All of the entries need to be written out again, exactly as they are.

ENTRIES SUPPLIED:
━━━━
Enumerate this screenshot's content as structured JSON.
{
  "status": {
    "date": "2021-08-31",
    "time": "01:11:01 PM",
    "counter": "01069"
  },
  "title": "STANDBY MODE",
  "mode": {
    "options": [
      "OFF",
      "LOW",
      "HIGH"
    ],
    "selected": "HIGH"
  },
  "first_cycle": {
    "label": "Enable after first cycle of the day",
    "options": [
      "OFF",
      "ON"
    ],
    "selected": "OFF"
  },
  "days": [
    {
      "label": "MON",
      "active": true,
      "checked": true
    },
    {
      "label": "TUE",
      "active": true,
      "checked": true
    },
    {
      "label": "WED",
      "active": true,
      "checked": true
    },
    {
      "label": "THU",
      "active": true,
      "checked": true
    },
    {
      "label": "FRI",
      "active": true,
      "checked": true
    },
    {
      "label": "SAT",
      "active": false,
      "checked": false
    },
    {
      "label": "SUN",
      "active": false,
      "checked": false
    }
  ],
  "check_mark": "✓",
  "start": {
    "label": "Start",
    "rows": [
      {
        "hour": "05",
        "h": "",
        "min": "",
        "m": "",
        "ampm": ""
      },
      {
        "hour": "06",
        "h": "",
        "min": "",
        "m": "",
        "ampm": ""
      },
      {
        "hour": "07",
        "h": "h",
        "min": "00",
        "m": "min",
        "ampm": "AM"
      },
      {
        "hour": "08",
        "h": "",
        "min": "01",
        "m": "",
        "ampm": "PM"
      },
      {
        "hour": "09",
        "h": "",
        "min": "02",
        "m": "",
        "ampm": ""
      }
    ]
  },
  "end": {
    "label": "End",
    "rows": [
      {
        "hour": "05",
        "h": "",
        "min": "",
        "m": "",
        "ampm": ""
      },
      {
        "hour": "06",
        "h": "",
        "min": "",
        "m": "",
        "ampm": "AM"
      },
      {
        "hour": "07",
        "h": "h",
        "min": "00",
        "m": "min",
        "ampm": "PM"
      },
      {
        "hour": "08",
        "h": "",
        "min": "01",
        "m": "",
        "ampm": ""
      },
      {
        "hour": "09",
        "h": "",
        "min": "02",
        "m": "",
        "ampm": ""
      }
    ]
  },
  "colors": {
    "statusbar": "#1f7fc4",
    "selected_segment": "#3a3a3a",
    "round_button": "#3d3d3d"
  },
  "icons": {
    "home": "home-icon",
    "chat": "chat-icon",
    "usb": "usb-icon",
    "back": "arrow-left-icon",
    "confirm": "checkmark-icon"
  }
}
━━━━
ANSWER TO THE EXERCISE:
Enumerate this screenshot's content as structured JSON.
{
  "status": {
    "date": "2021-08-31",
    "time": "01:11:01 PM",
    "counter": "01069"
  },
  "title": "STANDBY MODE",
  "mode": {
    "options": [
      "OFF",
      "LOW",
      "HIGH"
    ],
    "selected": "HIGH"
  },
  "first_cycle": {
    "label": "Enable after first cycle of the day",
    "options": [
      "OFF",
      "ON"
    ],
    "selected": "OFF"
  },
  "days": [
    {
      "label": "MON",
      "active": true,
      "checked": true
    },
    {
      "label": "TUE",
      "active": true,
      "checked": true
    },
    {
      "label": "WED",
      "active": true,
      "checked": true
    },
    {
      "label": "THU",
      "active": true,
      "checked": true
    },
    {
      "label": "FRI",
      "active": true,
      "checked": true
    },
    {
      "label": "SAT",
      "active": false,
      "checked": false
    },
    {
      "label": "SUN",
      "active": false,
      "checked": false
    }
  ],
  "check_mark": "✓",
  "start": {
    "label": "Start",
    "rows": [
      {
        "hour": "05",
        "h": "",
        "min": "",
        "m": "",
        "ampm": ""
      },
      {
        "hour": "06",
        "h": "",
        "min": "",
        "m": "",
        "ampm": ""
      },
      {
        "hour": "07",
        "h": "h",
        "min": "00",
        "m": "min",
        "ampm": "AM"
      },
      {
        "hour": "08",
        "h": "",
        "min": "01",
        "m": "",
        "ampm": "PM"
      },
      {
        "hour": "09",
        "h": "",
        "min": "02",
        "m": "",
        "ampm": ""
      }
    ]
  },
  "end": {
    "label": "End",
    "rows": [
      {
        "hour": "05",
        "h": "",
        "min": "",
        "m": "",
        "ampm": ""
      },
      {
        "hour": "06",
        "h": "",
        "min": "",
        "m": "",
        "ampm": "AM"
      },
      {
        "hour": "07",
        "h": "h",
        "min": "00",
        "m": "min",
        "ampm": "PM"
      },
      {
        "hour": "08",
        "h": "",
        "min": "01",
        "m": "",
        "ampm": ""
      },
      {
        "hour": "09",
        "h": "",
        "min": "02",
        "m": "",
        "ampm": ""
      }
    ]
  },
  "colors": {
    "statusbar": "#1f7fc4",
    "selected_segment": "#3a3a3a",
    "round_button": "#3d3d3d"
  },
  "icons": {
    "home": "home-icon",
    "chat": "chat-icon",
    "usb": "usb-icon",
    "back": "arrow-left-icon",
    "confirm": "checkmark-icon"
  }
}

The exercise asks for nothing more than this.